To do — Gather all lines with "manager" from the records.

(Data excerpts)
........

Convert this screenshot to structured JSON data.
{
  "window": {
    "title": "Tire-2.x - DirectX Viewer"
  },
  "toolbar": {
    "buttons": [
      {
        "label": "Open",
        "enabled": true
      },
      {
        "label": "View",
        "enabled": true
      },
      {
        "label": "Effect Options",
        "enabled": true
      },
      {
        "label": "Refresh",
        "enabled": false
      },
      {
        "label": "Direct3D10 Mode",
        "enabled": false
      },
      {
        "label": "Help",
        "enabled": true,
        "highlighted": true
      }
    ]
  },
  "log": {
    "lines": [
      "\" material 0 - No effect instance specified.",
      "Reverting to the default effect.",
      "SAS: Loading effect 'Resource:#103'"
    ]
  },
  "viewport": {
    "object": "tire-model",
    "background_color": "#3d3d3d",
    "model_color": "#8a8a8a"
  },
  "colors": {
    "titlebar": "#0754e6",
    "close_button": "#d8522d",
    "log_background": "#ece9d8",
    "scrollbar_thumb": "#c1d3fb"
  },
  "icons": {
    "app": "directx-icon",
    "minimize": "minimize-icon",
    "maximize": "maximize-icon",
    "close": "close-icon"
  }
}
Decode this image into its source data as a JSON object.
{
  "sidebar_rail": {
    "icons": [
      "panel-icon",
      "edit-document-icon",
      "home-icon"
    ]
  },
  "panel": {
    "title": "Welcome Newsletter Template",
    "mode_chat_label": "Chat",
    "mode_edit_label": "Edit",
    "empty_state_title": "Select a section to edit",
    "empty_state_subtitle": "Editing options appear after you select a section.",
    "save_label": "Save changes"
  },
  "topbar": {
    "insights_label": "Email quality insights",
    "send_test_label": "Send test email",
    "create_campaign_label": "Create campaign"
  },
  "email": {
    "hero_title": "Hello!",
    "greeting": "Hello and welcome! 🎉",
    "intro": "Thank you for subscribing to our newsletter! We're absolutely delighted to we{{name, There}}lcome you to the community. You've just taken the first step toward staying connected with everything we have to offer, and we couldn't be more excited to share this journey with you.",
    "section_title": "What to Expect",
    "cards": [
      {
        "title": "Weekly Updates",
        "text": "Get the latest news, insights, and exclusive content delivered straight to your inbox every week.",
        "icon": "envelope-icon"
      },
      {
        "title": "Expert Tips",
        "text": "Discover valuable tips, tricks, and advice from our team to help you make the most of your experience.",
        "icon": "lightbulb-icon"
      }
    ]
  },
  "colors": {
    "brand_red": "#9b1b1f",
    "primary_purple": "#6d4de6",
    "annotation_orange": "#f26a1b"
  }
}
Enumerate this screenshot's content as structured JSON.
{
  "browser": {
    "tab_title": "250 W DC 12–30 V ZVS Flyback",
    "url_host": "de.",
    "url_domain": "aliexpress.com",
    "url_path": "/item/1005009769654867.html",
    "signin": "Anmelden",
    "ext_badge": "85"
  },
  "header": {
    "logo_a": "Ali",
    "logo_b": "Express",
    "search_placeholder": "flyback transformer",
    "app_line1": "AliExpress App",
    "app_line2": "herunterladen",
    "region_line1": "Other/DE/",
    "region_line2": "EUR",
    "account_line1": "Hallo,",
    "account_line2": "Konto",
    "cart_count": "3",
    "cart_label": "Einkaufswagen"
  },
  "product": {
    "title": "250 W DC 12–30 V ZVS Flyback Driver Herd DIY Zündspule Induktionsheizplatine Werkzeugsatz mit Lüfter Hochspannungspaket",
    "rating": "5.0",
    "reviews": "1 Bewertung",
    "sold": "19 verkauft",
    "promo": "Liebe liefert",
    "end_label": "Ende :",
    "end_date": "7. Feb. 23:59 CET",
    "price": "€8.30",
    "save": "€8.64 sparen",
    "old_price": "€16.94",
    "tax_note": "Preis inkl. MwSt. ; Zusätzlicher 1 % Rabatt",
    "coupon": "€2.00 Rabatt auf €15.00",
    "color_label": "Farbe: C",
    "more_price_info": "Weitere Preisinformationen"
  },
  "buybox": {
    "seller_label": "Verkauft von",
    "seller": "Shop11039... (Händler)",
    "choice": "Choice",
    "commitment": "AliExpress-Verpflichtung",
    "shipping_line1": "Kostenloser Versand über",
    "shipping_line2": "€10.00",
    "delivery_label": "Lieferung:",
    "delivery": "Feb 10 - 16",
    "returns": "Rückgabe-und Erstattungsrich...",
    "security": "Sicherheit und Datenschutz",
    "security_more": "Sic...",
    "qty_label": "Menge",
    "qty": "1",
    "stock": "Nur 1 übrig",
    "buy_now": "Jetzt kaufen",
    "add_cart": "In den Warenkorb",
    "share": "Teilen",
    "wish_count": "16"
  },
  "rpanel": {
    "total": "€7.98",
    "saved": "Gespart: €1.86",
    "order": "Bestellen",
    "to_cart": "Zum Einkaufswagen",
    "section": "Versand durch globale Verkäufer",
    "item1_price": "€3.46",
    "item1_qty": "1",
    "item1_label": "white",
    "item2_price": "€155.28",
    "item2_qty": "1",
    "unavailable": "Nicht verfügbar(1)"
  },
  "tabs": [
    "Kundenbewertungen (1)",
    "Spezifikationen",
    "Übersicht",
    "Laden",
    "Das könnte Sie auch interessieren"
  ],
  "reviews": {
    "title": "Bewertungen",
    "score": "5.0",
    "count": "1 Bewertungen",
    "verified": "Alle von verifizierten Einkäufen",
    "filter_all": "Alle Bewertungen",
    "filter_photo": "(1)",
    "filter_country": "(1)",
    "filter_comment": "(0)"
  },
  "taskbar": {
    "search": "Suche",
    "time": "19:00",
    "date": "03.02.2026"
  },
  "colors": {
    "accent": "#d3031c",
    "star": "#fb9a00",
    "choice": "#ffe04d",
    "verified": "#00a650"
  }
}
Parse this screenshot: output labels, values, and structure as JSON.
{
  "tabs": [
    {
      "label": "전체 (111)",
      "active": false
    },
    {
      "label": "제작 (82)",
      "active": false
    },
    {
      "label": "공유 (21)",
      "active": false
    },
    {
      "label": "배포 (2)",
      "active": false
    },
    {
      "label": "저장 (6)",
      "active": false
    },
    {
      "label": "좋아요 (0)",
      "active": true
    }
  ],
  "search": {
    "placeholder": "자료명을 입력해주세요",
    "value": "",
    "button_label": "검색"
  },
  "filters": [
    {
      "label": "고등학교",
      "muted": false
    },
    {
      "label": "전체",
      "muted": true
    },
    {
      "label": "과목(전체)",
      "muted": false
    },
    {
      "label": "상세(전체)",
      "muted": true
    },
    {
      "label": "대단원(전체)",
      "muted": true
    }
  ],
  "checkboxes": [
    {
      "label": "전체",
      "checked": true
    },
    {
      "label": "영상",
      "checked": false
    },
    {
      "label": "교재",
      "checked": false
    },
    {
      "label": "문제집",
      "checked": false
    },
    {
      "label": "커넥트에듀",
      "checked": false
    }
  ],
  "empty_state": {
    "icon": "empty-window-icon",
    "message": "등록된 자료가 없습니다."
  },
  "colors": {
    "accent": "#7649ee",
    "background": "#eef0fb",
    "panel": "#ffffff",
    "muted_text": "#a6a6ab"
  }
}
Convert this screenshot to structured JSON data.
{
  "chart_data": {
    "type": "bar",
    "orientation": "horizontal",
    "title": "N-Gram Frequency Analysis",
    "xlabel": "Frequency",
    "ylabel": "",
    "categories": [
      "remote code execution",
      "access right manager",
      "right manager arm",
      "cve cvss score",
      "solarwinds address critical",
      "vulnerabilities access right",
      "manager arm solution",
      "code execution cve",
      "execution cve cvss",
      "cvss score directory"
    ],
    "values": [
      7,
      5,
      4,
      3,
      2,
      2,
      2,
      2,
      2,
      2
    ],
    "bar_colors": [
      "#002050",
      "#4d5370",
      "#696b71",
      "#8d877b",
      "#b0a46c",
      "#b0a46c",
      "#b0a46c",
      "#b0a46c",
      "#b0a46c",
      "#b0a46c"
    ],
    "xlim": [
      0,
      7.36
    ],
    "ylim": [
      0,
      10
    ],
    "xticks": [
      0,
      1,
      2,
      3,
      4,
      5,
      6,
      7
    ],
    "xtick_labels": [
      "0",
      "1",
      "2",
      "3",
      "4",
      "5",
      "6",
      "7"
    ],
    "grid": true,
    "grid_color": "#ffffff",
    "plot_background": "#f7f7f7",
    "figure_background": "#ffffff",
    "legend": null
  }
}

........

Exercise answer —
      "access right manager",
      "right manager arm",
      "manager arm solution",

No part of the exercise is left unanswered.